Begin Records supplied
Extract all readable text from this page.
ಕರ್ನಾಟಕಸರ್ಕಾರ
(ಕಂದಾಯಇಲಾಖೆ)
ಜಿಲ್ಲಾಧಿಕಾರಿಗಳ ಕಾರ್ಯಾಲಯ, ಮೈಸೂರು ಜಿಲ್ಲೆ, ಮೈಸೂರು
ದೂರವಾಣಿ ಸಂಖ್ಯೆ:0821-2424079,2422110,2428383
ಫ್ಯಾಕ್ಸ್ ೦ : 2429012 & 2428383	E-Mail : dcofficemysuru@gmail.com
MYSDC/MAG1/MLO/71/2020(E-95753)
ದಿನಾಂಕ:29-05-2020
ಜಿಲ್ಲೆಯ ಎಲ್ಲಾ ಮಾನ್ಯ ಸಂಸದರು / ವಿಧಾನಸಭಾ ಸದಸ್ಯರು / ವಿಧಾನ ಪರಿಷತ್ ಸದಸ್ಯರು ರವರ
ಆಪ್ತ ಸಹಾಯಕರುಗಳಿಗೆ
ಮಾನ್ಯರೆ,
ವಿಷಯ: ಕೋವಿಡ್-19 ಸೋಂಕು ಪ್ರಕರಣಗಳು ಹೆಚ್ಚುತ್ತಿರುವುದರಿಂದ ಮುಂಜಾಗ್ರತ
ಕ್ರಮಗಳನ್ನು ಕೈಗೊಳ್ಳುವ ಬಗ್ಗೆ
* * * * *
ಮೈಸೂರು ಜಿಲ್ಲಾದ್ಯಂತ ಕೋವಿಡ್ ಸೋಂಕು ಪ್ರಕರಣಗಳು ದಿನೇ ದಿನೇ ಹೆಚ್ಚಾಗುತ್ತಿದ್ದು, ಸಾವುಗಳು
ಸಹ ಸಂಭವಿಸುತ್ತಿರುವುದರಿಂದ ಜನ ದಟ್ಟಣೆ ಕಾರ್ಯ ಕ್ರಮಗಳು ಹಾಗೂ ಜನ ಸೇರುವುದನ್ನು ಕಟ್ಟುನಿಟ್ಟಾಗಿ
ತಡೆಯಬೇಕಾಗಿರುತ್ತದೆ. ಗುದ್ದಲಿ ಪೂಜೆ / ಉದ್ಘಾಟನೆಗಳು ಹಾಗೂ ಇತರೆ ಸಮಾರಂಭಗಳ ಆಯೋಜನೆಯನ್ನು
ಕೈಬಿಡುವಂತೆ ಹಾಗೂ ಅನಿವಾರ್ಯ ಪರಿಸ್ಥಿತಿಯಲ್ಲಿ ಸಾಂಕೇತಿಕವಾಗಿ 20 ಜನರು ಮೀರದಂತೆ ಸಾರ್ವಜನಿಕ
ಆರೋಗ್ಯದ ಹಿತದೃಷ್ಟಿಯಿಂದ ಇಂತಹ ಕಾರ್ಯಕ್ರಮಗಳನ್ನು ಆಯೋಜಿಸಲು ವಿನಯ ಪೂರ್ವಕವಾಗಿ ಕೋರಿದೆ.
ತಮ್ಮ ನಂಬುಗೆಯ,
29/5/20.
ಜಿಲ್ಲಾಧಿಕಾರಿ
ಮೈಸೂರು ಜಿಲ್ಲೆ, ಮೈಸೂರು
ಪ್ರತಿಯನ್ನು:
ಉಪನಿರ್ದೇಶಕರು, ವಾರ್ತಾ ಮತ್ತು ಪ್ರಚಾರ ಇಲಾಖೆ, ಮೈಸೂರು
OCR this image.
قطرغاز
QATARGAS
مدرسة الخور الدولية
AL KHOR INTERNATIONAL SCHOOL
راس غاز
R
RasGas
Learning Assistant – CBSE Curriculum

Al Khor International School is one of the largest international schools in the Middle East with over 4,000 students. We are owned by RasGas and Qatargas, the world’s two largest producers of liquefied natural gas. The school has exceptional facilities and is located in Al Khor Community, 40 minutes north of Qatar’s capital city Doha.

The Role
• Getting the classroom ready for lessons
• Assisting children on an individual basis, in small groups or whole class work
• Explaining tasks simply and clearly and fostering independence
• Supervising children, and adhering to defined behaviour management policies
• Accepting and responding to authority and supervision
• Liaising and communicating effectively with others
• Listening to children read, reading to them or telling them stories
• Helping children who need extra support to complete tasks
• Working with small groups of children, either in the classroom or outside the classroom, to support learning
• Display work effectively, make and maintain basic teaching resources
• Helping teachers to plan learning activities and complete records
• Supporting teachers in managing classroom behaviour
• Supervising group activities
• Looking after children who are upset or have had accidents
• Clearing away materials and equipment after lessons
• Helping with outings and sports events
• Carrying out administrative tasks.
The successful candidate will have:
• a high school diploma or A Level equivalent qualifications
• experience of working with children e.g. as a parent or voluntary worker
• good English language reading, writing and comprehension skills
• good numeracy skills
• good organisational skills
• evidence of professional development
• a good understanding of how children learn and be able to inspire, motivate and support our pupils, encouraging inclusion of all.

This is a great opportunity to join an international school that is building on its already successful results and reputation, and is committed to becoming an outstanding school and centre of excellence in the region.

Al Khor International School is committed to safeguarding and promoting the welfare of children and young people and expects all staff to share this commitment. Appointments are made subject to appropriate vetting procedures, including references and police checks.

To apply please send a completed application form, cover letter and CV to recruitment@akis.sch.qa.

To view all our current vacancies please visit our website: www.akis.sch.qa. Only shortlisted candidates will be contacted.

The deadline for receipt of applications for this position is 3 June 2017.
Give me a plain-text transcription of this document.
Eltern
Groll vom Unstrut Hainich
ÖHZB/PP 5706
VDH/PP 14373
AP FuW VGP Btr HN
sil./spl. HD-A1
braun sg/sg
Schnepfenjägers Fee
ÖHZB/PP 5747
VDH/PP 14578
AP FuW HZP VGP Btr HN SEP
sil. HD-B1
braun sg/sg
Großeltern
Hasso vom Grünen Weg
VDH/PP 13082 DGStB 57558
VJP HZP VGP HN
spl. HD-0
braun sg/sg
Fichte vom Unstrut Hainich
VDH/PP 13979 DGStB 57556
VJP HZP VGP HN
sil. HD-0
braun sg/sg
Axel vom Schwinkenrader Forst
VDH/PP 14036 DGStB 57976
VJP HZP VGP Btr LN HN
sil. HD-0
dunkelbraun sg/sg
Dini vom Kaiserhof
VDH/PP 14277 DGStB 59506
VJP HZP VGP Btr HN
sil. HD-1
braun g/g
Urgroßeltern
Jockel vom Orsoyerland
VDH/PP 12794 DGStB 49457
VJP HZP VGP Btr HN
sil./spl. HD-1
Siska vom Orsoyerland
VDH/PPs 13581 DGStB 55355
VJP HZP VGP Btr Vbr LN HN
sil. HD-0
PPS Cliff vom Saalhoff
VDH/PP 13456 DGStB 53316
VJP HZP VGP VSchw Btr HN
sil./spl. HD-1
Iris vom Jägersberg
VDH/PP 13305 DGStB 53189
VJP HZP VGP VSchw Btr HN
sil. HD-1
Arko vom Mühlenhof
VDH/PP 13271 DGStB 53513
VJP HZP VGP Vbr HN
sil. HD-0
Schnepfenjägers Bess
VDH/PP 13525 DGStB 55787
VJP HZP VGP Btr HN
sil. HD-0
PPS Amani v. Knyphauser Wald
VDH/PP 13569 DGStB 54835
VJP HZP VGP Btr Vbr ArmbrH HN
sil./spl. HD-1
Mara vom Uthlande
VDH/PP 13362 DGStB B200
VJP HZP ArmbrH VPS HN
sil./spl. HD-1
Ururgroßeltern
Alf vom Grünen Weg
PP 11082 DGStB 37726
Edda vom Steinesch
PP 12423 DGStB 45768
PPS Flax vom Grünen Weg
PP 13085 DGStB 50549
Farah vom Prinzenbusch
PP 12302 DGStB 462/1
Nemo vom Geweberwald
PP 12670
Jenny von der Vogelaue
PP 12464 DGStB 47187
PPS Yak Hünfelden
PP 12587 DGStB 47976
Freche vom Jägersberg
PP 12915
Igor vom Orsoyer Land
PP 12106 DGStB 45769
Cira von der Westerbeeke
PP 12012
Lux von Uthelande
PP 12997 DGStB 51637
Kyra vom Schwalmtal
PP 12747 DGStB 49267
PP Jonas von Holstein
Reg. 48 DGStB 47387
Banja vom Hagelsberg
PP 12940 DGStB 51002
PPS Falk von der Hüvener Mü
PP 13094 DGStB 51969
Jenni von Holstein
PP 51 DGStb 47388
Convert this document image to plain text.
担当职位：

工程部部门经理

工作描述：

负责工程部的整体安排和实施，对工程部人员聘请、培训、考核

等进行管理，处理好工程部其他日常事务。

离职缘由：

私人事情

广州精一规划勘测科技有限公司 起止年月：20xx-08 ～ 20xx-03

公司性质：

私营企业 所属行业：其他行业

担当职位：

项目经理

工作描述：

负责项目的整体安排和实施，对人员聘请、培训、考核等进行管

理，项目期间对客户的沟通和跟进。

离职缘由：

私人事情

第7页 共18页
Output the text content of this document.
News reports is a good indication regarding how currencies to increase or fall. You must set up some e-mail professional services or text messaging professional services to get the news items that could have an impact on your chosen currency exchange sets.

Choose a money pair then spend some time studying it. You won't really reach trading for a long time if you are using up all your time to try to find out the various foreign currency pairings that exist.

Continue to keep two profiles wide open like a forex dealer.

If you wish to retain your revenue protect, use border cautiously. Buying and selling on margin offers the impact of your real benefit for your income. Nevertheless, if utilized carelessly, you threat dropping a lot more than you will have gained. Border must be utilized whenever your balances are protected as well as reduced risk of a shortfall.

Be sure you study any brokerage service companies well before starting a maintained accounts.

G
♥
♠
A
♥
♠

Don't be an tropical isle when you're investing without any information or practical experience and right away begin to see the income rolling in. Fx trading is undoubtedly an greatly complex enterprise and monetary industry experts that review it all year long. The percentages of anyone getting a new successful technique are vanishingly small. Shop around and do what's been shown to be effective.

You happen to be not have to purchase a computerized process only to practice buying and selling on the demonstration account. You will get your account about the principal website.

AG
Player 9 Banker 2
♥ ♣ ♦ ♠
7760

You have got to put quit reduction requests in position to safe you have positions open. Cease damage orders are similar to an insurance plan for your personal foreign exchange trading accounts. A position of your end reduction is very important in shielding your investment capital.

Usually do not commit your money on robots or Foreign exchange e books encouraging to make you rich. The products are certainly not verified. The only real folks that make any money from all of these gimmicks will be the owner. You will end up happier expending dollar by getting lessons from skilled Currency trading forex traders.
End Records supplied
--- Short exercise ---
How many lines in the listing contain "some"? Answer with the number alone.

--- Task response ---
2